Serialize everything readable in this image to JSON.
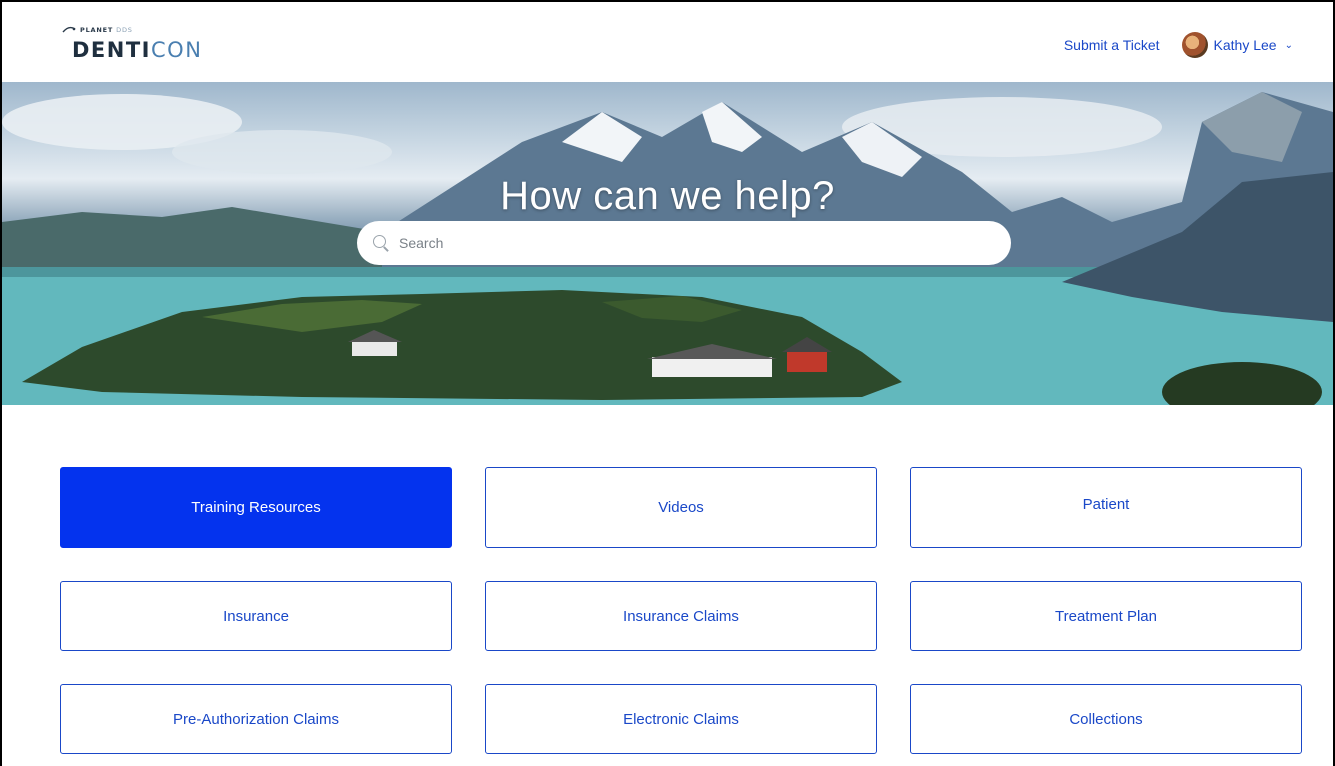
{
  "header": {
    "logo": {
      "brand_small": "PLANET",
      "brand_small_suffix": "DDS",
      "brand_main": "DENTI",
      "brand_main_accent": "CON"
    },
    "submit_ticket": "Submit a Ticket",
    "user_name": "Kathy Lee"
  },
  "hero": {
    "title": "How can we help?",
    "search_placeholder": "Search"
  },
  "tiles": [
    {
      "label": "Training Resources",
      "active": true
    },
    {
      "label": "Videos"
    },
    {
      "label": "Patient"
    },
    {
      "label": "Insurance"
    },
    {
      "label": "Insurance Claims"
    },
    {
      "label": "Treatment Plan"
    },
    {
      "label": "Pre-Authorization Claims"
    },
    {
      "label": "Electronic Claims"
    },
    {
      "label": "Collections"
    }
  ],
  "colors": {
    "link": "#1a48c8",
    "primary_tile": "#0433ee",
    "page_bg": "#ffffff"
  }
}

=-=-=-=-=

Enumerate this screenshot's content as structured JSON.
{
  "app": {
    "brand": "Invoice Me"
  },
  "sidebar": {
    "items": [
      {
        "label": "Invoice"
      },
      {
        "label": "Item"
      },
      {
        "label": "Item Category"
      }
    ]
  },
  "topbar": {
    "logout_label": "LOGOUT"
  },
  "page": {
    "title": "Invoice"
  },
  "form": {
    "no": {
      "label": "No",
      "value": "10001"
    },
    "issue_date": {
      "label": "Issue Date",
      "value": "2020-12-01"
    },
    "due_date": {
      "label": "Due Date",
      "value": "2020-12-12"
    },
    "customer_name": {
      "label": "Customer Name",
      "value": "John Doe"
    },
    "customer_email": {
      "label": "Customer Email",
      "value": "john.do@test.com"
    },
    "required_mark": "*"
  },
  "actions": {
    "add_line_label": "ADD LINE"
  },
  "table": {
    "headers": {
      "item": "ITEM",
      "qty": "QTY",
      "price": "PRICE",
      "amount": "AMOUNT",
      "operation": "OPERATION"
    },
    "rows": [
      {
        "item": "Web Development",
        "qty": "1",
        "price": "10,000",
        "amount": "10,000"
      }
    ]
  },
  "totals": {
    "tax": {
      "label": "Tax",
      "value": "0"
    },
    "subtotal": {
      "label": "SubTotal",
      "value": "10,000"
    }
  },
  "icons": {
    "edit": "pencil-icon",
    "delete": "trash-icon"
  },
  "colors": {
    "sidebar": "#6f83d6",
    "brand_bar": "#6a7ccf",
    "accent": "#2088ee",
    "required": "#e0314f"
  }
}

=-=-=-=-=

Look through the records and gather each line with the word "value".

**COMPLETE ANSWER**
      "value": "10001"
      "value": "2020-12-01"
      "value": "2020-12-12"
      "value": "John Doe"
      "value": "john.do@test.com"
      "value": "0"
      "value": "10,000"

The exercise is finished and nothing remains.